Collected data entries

---+---

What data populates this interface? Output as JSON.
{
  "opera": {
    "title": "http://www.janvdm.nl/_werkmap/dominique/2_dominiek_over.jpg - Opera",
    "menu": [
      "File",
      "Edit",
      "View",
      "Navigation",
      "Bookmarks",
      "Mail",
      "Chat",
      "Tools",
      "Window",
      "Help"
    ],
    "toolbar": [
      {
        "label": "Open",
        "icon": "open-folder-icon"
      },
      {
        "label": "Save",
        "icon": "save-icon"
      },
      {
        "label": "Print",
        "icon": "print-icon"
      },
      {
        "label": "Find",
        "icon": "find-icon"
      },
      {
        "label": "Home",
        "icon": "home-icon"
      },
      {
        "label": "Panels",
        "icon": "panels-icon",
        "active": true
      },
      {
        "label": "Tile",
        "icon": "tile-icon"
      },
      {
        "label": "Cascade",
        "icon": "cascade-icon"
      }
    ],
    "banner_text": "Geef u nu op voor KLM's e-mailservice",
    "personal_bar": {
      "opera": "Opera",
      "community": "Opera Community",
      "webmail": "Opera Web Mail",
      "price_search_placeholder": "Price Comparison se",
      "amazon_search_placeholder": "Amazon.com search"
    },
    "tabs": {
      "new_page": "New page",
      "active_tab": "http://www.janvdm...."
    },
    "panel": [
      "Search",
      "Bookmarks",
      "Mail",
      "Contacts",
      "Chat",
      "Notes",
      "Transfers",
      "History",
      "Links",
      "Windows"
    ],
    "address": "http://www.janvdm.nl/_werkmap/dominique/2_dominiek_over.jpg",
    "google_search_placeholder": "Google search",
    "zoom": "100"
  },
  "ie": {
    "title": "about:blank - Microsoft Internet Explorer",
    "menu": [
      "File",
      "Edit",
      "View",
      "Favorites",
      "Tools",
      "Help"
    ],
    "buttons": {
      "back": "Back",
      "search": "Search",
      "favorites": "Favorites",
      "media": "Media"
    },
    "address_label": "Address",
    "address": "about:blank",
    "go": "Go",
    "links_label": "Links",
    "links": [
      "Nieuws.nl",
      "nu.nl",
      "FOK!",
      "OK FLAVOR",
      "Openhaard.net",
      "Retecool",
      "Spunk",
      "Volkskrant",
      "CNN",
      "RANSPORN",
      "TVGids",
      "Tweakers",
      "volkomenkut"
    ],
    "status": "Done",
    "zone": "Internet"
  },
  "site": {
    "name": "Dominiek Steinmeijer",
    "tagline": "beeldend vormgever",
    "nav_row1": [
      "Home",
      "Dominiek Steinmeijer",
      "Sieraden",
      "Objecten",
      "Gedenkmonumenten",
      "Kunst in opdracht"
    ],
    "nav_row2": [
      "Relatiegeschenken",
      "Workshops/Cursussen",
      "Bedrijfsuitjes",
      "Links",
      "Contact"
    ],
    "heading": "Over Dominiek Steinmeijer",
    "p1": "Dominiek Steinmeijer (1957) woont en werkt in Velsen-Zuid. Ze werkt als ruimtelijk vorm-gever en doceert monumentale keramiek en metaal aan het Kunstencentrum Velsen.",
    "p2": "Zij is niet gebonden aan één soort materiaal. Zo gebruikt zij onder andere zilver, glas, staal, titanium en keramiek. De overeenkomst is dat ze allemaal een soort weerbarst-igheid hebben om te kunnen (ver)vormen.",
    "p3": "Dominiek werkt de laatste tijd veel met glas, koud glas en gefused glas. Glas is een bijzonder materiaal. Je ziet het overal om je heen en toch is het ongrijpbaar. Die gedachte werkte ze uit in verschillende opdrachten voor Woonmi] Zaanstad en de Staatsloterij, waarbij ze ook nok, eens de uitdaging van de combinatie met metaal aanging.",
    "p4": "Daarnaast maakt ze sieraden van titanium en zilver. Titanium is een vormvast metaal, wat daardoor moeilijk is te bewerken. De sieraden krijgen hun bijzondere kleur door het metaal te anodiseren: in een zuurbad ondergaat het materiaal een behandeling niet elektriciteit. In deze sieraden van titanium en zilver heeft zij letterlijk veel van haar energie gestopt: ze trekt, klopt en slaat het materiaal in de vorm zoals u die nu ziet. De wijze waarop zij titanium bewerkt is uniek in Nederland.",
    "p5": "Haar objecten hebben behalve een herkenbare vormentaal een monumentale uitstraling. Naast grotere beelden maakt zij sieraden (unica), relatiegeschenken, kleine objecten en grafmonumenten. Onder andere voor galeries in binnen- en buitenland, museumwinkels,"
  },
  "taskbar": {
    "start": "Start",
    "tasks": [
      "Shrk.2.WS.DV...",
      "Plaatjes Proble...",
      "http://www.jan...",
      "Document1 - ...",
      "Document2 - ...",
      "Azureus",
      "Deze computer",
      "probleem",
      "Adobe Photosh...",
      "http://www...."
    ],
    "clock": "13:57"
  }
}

---+---

### Work required
State the count of lines that contain the string "keramiek". Nothing else is needed.

### The completed task
2